[start Information shown]

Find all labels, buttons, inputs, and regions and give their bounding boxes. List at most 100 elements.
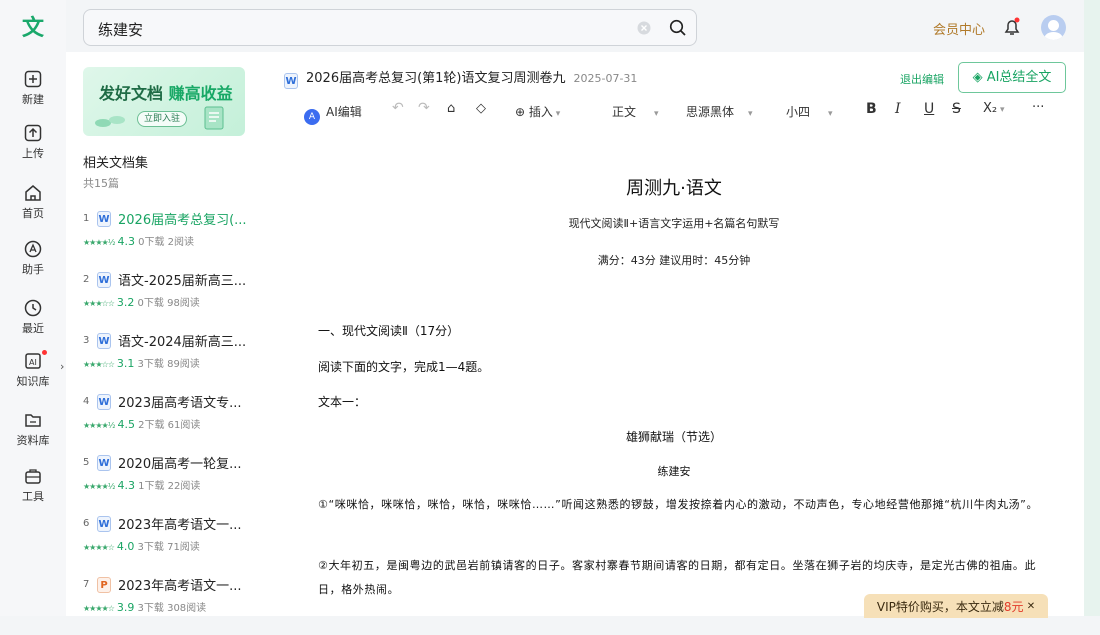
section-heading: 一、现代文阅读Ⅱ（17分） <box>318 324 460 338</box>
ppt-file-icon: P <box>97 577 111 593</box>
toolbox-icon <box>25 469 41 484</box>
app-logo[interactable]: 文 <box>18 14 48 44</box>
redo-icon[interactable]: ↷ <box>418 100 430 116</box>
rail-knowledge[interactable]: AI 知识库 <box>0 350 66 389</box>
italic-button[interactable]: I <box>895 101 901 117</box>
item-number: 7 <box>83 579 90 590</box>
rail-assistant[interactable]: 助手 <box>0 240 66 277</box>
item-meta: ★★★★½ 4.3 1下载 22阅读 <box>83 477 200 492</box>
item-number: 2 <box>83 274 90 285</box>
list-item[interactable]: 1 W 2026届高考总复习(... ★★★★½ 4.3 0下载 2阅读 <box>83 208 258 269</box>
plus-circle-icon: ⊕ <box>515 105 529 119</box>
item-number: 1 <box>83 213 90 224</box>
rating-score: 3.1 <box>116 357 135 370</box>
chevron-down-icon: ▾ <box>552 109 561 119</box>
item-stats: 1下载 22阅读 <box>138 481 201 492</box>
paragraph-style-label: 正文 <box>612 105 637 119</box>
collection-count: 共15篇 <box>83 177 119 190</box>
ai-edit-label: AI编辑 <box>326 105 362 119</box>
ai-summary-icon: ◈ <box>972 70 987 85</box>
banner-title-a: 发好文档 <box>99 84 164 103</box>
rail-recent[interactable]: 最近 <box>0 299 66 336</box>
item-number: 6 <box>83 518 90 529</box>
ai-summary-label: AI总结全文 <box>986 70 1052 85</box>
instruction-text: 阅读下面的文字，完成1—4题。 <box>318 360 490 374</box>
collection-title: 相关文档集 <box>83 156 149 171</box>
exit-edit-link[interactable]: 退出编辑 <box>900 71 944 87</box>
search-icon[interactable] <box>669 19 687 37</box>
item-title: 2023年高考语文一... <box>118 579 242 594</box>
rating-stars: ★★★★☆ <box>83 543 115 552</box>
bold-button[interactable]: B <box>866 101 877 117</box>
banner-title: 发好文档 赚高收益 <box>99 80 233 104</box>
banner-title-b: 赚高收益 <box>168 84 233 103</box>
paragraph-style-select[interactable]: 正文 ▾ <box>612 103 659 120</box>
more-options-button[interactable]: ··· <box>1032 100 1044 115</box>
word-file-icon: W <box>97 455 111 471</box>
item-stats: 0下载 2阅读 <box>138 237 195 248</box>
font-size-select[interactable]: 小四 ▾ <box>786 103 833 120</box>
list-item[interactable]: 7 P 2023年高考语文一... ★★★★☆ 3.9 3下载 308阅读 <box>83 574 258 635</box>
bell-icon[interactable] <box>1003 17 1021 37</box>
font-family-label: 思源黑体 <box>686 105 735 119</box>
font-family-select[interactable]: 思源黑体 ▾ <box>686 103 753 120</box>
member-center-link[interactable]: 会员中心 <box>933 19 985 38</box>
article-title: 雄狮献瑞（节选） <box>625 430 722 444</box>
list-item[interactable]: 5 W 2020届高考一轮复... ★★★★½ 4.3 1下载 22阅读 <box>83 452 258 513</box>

[end Information shown]

Task objective> Recast every line of the entry above as a JSON list of strings, one string per line, skipping any blank lines. Leave the picture out of the answer.

Task output>
[
  "Find all labels, buttons, inputs, and regions and give their bounding boxes. List at most 100 elements.",
  "section-heading: 一、现代文阅读Ⅱ（17分） <box>318 324 460 338</box>",
  "ppt-file-icon: P <box>97 577 111 593</box>",
  "toolbox-icon <box>25 469 41 484</box>",
  "app-logo[interactable]: 文 <box>18 14 48 44</box>",
  "redo-icon[interactable]: ↷ <box>418 100 430 116</box>",
  "rail-knowledge[interactable]: AI 知识库 <box>0 350 66 389</box>",
  "italic-button[interactable]: I <box>895 101 901 117</box>",
  "item-number: 7 <box>83 579 90 590</box>",
  "rail-assistant[interactable]: 助手 <box>0 240 66 277</box>",
  "item-meta: ★★★★½ 4.3 1下载 22阅读 <box>83 477 200 492</box>",
  "item-number: 2 <box>83 274 90 285</box>",
  "list-item[interactable]: 1 W 2026届高考总复习(... ★★★★½ 4.3 0下载 2阅读 <box>83 208 258 269</box>",
  "plus-circle-icon: ⊕ <box>515 105 529 119</box>",
  "item-number: 1 <box>83 213 90 224</box>",
  "rating-score: 3.1 <box>116 357 135 370</box>",
  "chevron-down-icon: ▾ <box>552 109 561 119</box>",
  "item-stats: 1下载 22阅读 <box>138 481 201 492</box>",
  "paragraph-style-label: 正文 <box>612 105 637 119</box>",
  "collection-count: 共15篇 <box>83 177 119 190</box>",
  "ai-edit-label: AI编辑 <box>326 105 362 119</box>",
  "ai-summary-icon: ◈ <box>972 70 987 85</box>",
  "banner-title-a: 发好文档 <box>99 84 164 103</box>",
  "rail-recent[interactable]: 最近 <box>0 299 66 336</box>",
  "item-number: 6 <box>83 518 90 529</box>",
  "ai-summary-label: AI总结全文 <box>986 70 1052 85</box>",
  "instruction-text: 阅读下面的文字，完成1—4题。 <box>318 360 490 374</box>",
  "collection-title: 相关文档集 <box>83 156 149 171</box>",
  "exit-edit-link[interactable]: 退出编辑 <box>900 71 944 87</box>",
  "search-icon[interactable] <box>669 19 687 37</box>",
  "item-title: 2023年高考语文一... <box>118 579 242 594</box>",
  "rating-stars: ★★★★☆ <box>83 543 115 552</box>",
  "bold-button[interactable]: B <box>866 101 877 117</box>",
  "banner-title: 发好文档 赚高收益 <box>99 80 233 104</box>",
  "banner-title-b: 赚高收益 <box>168 84 233 103</box>",
  "paragraph-style-select[interactable]: 正文 ▾ <box>612 103 659 120</box>",
  "more-options-button[interactable]: ··· <box>1032 100 1044 115</box>",
  "word-file-icon: W <box>97 455 111 471</box>",
  "item-stats: 0下载 2阅读 <box>138 237 195 248</box>",
  "font-size-select[interactable]: 小四 ▾ <box>786 103 833 120</box>",
  "list-item[interactable]: 7 P 2023年高考语文一... ★★★★☆ 3.9 3下载 308阅读 <box>83 574 258 635</box>",
  "bell-icon[interactable] <box>1003 17 1021 37</box>",
  "font-family-label: 思源黑体 <box>686 105 735 119</box>",
  "font-family-select[interactable]: 思源黑体 ▾ <box>686 103 753 120</box>",
  "member-center-link[interactable]: 会员中心 <box>933 19 985 38</box>",
  "article-title: 雄狮献瑞（节选） <box>625 430 722 444</box>",
  "list-item[interactable]: 5 W 2020届高考一轮复... ★★★★½ 4.3 1下载 22阅读 <box>83 452 258 513</box>"
]